-------- Information given

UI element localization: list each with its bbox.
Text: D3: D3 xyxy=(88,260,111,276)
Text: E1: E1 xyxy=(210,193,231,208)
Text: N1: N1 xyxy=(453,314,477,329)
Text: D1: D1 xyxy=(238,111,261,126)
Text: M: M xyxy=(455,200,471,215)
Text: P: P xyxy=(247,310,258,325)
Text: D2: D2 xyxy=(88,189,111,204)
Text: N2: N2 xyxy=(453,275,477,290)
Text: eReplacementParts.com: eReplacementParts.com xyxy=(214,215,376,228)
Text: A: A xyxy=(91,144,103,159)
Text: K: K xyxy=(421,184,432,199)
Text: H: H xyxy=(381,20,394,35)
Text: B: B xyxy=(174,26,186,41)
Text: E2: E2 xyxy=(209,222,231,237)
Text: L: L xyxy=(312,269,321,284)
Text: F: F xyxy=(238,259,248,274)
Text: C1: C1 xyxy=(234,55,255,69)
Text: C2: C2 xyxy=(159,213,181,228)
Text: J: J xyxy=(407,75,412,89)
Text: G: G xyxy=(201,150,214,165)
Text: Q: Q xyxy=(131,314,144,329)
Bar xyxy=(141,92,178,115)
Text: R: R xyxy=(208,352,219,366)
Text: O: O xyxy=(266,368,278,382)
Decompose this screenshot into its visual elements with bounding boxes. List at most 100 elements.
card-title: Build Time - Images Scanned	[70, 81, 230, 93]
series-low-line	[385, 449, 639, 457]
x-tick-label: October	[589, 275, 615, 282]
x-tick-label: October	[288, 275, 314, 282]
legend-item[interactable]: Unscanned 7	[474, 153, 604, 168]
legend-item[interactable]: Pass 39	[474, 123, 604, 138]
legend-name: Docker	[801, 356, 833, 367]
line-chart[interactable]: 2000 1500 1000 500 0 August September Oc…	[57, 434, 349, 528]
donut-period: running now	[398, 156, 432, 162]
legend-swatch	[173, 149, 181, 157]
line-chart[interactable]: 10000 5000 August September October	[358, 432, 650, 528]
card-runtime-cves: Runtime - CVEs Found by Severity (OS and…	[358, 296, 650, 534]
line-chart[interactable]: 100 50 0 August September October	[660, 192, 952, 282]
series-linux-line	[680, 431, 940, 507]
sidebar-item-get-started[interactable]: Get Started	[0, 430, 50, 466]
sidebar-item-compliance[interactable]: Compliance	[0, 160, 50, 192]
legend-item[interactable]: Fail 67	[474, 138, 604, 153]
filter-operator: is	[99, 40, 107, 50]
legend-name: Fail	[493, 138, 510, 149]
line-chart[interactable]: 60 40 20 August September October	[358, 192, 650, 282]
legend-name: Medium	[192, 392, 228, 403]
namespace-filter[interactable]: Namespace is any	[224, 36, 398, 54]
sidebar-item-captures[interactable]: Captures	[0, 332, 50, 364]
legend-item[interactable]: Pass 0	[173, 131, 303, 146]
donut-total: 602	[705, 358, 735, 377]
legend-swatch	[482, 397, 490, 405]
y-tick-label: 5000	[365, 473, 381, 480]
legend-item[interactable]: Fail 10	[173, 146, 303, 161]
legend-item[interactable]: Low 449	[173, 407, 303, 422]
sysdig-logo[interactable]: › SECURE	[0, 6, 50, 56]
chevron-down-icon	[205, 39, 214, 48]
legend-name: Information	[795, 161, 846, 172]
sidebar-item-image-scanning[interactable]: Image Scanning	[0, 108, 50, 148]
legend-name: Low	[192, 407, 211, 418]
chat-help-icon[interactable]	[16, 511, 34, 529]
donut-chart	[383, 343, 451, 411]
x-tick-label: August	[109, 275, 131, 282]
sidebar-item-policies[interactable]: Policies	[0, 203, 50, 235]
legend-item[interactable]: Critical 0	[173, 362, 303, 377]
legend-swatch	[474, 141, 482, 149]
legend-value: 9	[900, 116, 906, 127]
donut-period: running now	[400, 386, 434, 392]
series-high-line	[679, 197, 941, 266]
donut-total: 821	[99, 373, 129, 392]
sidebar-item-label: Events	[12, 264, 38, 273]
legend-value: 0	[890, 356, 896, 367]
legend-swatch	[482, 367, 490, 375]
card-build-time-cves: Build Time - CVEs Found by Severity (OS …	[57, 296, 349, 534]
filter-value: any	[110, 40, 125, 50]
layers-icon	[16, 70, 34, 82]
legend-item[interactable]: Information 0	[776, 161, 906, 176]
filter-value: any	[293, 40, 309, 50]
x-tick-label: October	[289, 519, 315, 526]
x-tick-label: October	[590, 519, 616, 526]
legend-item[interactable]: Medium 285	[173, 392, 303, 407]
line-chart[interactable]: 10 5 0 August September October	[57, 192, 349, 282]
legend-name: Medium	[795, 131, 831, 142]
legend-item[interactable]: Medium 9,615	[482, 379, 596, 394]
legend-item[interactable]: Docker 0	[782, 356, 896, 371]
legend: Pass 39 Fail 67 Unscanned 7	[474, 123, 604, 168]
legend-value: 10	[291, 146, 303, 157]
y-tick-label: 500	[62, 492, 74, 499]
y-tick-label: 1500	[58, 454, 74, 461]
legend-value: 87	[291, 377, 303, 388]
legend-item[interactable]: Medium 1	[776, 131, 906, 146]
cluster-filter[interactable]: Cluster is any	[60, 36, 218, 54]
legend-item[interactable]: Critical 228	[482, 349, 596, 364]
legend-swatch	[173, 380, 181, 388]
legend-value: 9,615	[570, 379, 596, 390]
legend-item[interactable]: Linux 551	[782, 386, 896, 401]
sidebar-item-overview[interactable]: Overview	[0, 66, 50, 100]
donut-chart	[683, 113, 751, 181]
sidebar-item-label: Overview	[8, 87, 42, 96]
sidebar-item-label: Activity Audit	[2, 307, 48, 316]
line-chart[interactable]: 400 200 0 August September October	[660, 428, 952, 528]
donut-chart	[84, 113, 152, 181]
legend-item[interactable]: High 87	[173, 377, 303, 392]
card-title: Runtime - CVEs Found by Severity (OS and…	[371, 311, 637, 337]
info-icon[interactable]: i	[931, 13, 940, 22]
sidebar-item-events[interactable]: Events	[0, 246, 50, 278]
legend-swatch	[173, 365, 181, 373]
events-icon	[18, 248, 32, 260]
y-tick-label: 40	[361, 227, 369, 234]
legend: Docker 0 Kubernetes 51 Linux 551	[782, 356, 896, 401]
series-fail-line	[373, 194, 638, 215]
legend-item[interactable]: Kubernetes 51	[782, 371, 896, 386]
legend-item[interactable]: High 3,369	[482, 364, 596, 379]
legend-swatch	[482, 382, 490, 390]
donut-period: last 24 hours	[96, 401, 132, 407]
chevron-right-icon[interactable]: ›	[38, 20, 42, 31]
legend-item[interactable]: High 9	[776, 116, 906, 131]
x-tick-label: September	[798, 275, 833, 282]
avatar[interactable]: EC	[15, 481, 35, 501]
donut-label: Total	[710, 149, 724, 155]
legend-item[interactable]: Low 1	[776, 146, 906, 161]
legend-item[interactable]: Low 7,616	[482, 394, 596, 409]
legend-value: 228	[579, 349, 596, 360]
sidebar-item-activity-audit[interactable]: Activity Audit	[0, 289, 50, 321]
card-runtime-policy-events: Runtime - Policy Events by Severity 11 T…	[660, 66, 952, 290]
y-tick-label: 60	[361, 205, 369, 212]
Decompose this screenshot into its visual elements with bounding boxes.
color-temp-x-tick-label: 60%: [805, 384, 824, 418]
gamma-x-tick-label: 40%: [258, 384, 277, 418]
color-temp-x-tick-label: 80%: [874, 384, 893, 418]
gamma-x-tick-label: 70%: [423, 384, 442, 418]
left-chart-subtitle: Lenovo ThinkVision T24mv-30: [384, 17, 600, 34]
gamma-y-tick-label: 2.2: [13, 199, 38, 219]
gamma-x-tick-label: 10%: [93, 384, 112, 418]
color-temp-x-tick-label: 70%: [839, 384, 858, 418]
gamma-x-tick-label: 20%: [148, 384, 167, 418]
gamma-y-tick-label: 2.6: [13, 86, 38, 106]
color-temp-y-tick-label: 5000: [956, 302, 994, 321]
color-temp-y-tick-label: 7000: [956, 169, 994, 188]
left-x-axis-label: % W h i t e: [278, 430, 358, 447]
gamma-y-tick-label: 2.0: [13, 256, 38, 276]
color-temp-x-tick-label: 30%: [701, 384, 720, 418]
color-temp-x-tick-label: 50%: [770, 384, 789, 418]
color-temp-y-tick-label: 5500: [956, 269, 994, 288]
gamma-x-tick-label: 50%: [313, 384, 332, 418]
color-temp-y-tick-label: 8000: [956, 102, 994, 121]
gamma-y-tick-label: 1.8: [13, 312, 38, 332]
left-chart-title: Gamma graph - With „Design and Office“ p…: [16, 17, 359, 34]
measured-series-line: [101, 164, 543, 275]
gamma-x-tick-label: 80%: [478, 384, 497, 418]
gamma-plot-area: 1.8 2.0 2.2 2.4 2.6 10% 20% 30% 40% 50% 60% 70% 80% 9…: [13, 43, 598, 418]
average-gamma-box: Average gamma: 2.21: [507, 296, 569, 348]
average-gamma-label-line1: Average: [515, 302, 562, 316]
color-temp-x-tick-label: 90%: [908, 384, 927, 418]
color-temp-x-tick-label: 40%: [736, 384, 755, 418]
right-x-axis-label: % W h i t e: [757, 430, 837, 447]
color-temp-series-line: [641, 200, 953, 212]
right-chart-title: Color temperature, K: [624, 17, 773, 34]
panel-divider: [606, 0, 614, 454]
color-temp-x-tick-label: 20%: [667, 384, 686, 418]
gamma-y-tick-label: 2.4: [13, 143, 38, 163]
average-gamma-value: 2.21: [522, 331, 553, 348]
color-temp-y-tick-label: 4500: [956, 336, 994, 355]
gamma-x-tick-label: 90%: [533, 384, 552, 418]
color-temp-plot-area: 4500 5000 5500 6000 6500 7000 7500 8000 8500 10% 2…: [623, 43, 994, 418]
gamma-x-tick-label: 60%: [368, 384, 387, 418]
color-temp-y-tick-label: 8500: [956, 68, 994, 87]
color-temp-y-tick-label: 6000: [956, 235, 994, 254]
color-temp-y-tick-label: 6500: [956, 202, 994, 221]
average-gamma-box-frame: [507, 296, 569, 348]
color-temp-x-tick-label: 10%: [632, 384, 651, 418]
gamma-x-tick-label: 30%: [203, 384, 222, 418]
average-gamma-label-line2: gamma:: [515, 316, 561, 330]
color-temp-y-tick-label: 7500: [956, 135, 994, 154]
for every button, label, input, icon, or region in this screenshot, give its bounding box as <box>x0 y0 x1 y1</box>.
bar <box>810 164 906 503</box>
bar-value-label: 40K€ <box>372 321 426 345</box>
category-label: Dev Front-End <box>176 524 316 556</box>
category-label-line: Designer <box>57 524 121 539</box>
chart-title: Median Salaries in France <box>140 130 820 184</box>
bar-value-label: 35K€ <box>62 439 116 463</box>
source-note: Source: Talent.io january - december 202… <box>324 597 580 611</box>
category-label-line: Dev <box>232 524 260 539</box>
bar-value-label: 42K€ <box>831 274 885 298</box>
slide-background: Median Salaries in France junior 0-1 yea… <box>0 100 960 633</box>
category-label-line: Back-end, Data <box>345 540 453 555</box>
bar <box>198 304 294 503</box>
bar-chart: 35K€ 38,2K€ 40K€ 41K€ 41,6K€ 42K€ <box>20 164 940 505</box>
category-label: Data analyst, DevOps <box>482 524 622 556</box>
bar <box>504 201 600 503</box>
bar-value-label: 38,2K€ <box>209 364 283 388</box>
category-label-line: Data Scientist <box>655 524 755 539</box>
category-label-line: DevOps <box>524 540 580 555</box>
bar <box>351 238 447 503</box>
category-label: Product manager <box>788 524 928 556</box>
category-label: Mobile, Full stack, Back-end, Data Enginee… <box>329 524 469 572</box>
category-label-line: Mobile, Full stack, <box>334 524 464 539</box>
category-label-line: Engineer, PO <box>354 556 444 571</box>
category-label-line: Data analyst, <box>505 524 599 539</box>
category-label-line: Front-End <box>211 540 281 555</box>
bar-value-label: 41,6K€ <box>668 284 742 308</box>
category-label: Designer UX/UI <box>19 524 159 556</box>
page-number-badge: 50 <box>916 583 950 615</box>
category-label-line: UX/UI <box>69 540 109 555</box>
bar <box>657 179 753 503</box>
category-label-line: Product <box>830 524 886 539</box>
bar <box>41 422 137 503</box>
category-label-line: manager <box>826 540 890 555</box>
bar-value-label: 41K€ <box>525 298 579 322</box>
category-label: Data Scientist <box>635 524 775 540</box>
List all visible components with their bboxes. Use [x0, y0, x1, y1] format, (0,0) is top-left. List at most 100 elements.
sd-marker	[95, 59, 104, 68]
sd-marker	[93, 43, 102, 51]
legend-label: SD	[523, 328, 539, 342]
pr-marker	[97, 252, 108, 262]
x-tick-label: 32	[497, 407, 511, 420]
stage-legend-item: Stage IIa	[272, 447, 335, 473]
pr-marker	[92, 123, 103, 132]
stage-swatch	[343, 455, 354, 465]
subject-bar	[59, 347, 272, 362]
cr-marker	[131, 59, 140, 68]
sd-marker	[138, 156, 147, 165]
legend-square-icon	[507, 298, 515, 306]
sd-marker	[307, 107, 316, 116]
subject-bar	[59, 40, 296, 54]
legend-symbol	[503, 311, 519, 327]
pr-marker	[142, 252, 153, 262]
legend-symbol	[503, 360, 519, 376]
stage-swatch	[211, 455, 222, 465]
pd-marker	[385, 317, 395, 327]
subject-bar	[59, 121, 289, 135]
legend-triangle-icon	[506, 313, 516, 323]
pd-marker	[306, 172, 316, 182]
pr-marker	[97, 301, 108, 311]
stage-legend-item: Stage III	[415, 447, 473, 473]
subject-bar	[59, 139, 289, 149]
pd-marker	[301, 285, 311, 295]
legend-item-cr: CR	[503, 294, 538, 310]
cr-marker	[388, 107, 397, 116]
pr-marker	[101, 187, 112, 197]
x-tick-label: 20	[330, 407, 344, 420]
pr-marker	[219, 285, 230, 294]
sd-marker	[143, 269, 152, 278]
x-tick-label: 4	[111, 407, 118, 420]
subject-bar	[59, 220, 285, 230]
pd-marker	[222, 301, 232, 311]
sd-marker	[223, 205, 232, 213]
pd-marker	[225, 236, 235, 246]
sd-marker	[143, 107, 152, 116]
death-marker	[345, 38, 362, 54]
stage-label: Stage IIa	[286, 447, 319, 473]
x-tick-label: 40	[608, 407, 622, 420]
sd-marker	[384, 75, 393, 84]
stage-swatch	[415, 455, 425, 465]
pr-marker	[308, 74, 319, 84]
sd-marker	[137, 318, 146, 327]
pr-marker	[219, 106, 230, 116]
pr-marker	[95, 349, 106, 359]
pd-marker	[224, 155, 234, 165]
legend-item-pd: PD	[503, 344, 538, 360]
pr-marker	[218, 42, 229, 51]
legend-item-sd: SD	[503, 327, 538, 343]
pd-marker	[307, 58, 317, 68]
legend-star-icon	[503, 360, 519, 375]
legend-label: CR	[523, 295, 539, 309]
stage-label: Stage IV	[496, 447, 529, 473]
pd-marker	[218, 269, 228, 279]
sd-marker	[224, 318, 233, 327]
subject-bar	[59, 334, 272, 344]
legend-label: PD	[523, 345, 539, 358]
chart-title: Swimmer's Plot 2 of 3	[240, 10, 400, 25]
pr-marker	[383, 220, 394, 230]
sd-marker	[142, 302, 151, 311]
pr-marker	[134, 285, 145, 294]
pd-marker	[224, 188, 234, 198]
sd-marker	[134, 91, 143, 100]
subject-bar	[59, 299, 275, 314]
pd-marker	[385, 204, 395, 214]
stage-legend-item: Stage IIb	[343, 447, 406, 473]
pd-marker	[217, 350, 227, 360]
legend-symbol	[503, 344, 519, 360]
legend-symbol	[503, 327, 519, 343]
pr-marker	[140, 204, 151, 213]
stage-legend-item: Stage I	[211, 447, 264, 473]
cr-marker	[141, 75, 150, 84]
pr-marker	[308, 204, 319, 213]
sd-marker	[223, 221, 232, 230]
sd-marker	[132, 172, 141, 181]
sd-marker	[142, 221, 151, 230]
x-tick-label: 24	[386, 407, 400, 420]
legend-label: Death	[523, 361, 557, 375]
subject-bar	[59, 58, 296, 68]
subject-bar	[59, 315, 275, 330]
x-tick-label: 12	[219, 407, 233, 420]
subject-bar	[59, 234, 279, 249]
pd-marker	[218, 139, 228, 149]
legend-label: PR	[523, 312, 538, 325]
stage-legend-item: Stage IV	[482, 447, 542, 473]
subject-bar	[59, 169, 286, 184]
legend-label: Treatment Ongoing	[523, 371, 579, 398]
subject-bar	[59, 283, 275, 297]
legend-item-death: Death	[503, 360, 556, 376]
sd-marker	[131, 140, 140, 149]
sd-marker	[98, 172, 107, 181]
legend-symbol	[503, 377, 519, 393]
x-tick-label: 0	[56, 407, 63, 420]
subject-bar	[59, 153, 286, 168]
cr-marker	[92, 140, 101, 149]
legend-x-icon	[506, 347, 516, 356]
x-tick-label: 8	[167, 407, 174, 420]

----------------

▶ _Given instruction_
Rewrite the rows from the first one through the line containing "Text: H: H xyxy=(381,20,394,35)", replacing "Text" with "Label" and leaving everything else unchanged.

▶ _Response to the exercise_
UI element localization: list each with its bbox.
Label: D3: D3 xyxy=(88,260,111,276)
Label: E1: E1 xyxy=(210,193,231,208)
Label: N1: N1 xyxy=(453,314,477,329)
Label: D1: D1 xyxy=(238,111,261,126)
Label: M: M xyxy=(455,200,471,215)
Label: P: P xyxy=(247,310,258,325)
Label: D2: D2 xyxy=(88,189,111,204)
Label: N2: N2 xyxy=(453,275,477,290)
Label: eReplacementParts.com: eReplacementParts.com xyxy=(214,215,376,228)
Label: A: A xyxy=(91,144,103,159)
Label: K: K xyxy=(421,184,432,199)
Label: H: H xyxy=(381,20,394,35)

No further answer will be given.